» Task goal:
Copy out each line below that has the word "Vallès" in it.

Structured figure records
══════
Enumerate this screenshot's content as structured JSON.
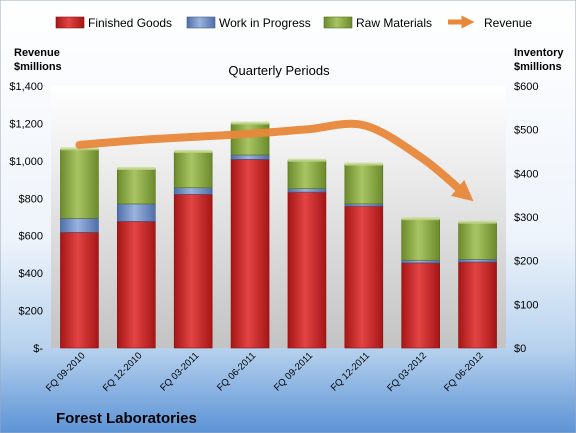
{
  "chart_data": {
    "type": "bar",
    "stacked": true,
    "title": "Quarterly Periods",
    "company": "Forest Laboratories",
    "left_axis": {
      "label_line1": "Revenue",
      "label_line2": "$millions",
      "ticks": [
        "$-",
        "$200",
        "$400",
        "$600",
        "$800",
        "$1,000",
        "$1,200",
        "$1,400"
      ],
      "min": 0,
      "max": 1400
    },
    "right_axis": {
      "label_line1": "Inventory",
      "label_line2": "$millions",
      "ticks": [
        "$0",
        "$100",
        "$200",
        "$300",
        "$400",
        "$500",
        "$600"
      ],
      "min": 0,
      "max": 600
    },
    "categories": [
      "FQ 09-2010",
      "FQ 12-2010",
      "FQ 03-2011",
      "FQ 06-2011",
      "FQ 09-2011",
      "FQ 12-2011",
      "FQ 03-2012",
      "FQ 06-2012"
    ],
    "series": [
      {
        "name": "Finished Goods",
        "axis": "right",
        "color": "#cc2222",
        "values": [
          265,
          290,
          352,
          432,
          357,
          325,
          195,
          197
        ]
      },
      {
        "name": "Work in Progress",
        "axis": "right",
        "color": "#6f8fc8",
        "values": [
          32,
          40,
          15,
          10,
          8,
          5,
          6,
          6
        ]
      },
      {
        "name": "Raw Materials",
        "axis": "right",
        "color": "#8fae45",
        "values": [
          158,
          80,
          82,
          72,
          64,
          90,
          94,
          84
        ]
      }
    ],
    "revenue": {
      "name": "Revenue",
      "axis": "left",
      "color": "#e8883a",
      "values": [
        1085,
        1110,
        1128,
        1145,
        1168,
        1190,
        1020,
        820
      ]
    },
    "grid": false,
    "legend_position": "top"
  }
}
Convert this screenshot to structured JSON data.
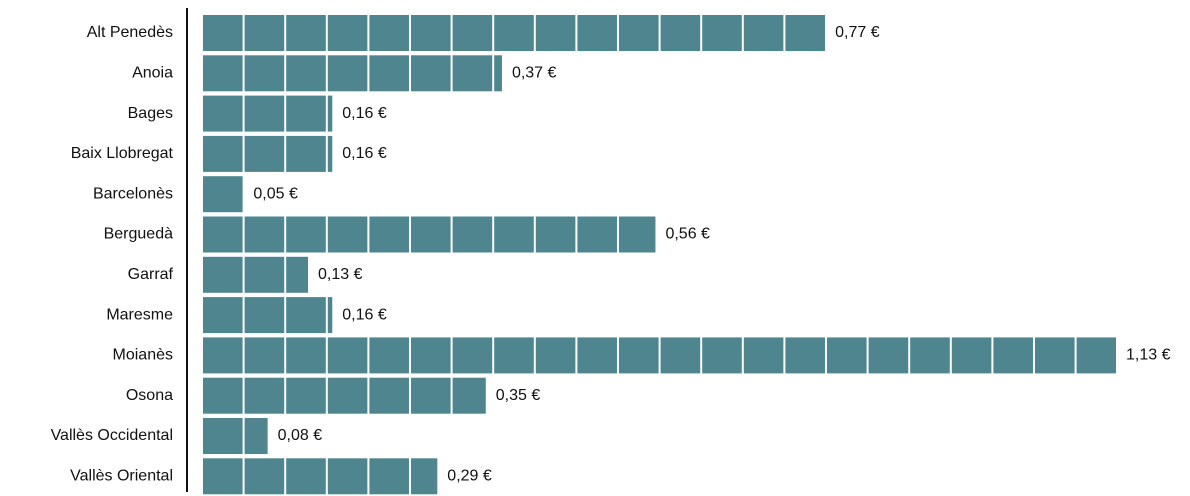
{
  "chart_data": {
    "type": "bar",
    "orientation": "horizontal",
    "categories": [
      "Alt Penedès",
      "Anoia",
      "Bages",
      "Baix Llobregat",
      "Barcelonès",
      "Berguedà",
      "Garraf",
      "Maresme",
      "Moianès",
      "Osona",
      "Vallès Occidental",
      "Vallès Oriental"
    ],
    "values": [
      0.77,
      0.37,
      0.16,
      0.16,
      0.05,
      0.56,
      0.13,
      0.16,
      1.13,
      0.35,
      0.08,
      0.29
    ],
    "value_labels": [
      "0,77 €",
      "0,37 €",
      "0,16 €",
      "0,16 €",
      "0,05 €",
      "0,56 €",
      "0,13 €",
      "0,16 €",
      "1,13 €",
      "0,35 €",
      "0,08 €",
      "0,29 €"
    ],
    "color": "#4e858f"
  }
}
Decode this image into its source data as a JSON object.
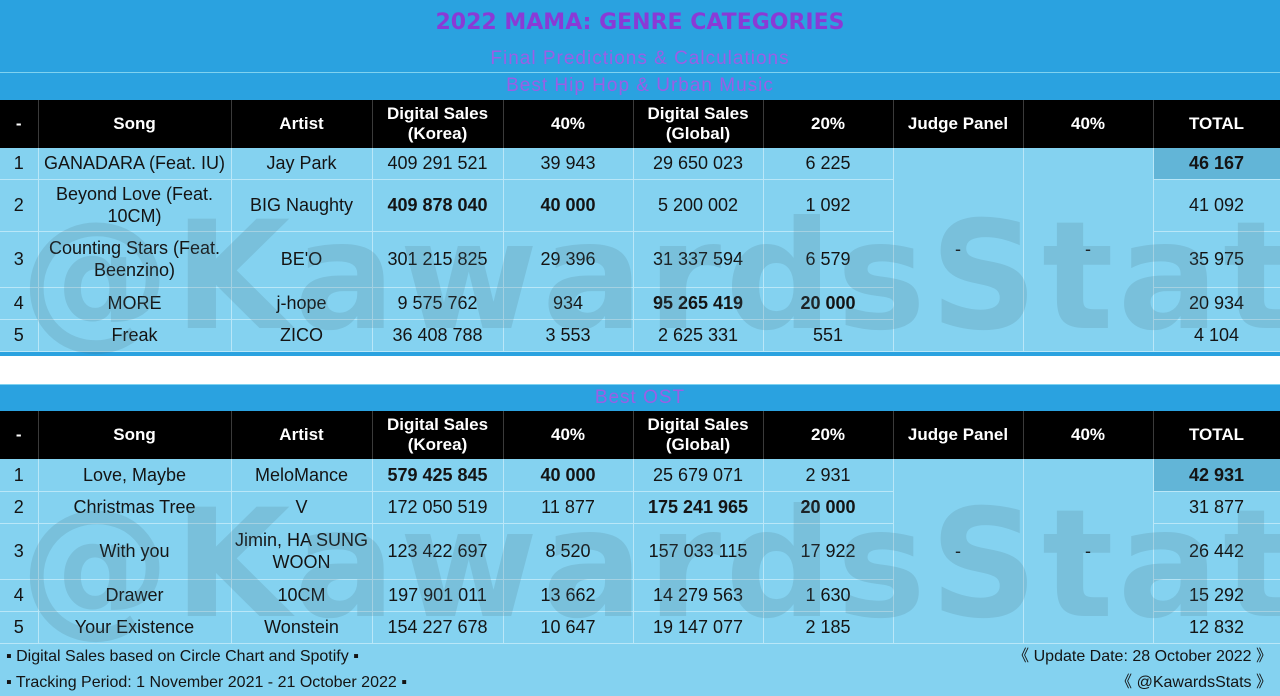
{
  "title": "2022 MAMA: GENRE CATEGORIES",
  "subtitle": "Final Predictions & Calculations",
  "columns": [
    "-",
    "Song",
    "Artist",
    "Digital Sales (Korea)",
    "40%",
    "Digital Sales (Global)",
    "20%",
    "Judge Panel",
    "40%",
    "TOTAL"
  ],
  "watermark": "@KawardsStats",
  "hiphop": {
    "category": "Best Hip Hop & Urban Music",
    "rows": [
      {
        "rank": "1",
        "song": "GANADARA (Feat. IU)",
        "artist": "Jay Park",
        "dsk": "409 291 521",
        "p1": "39 943",
        "dsg": "29 650 023",
        "p2": "6 225",
        "total": "46 167"
      },
      {
        "rank": "2",
        "song": "Beyond Love (Feat. 10CM)",
        "artist": "BIG Naughty",
        "dsk": "409 878 040",
        "p1": "40 000",
        "dsg": "5 200 002",
        "p2": "1 092",
        "total": "41 092"
      },
      {
        "rank": "3",
        "song": "Counting Stars (Feat. Beenzino)",
        "artist": "BE'O",
        "dsk": "301 215 825",
        "p1": "29 396",
        "dsg": "31 337 594",
        "p2": "6 579",
        "total": "35 975"
      },
      {
        "rank": "4",
        "song": "MORE",
        "artist": "j-hope",
        "dsk": "9 575 762",
        "p1": "934",
        "dsg": "95 265 419",
        "p2": "20 000",
        "total": "20 934"
      },
      {
        "rank": "5",
        "song": "Freak",
        "artist": "ZICO",
        "dsk": "36 408 788",
        "p1": "3 553",
        "dsg": "2 625 331",
        "p2": "551",
        "total": "4 104"
      }
    ],
    "judge": "-",
    "judge_pct": "-"
  },
  "ost": {
    "category": "Best OST",
    "rows": [
      {
        "rank": "1",
        "song": "Love, Maybe",
        "artist": "MeloMance",
        "dsk": "579 425 845",
        "p1": "40 000",
        "dsg": "25 679 071",
        "p2": "2 931",
        "total": "42 931"
      },
      {
        "rank": "2",
        "song": "Christmas Tree",
        "artist": "V",
        "dsk": "172 050 519",
        "p1": "11 877",
        "dsg": "175 241 965",
        "p2": "20 000",
        "total": "31 877"
      },
      {
        "rank": "3",
        "song": "With you",
        "artist": "Jimin, HA SUNG WOON",
        "dsk": "123 422 697",
        "p1": "8 520",
        "dsg": "157 033 115",
        "p2": "17 922",
        "total": "26 442"
      },
      {
        "rank": "4",
        "song": "Drawer",
        "artist": "10CM",
        "dsk": "197 901 011",
        "p1": "13 662",
        "dsg": "14 279 563",
        "p2": "1 630",
        "total": "15 292"
      },
      {
        "rank": "5",
        "song": "Your Existence",
        "artist": "Wonstein",
        "dsk": "154 227 678",
        "p1": "10 647",
        "dsg": "19 147 077",
        "p2": "2 185",
        "total": "12 832"
      }
    ],
    "judge": "-",
    "judge_pct": "-"
  },
  "footer": {
    "left1": "▪ Digital Sales based on Circle Chart and Spotify ▪",
    "left2": "▪ Tracking Period: 1 November 2021 - 21 October 2022 ▪",
    "right1": "《 Update Date: 28 October 2022 》",
    "right2": "《 @KawardsStats 》"
  }
}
══════
» The output:
      "Vallès Occidental",
      "Vallès Oriental"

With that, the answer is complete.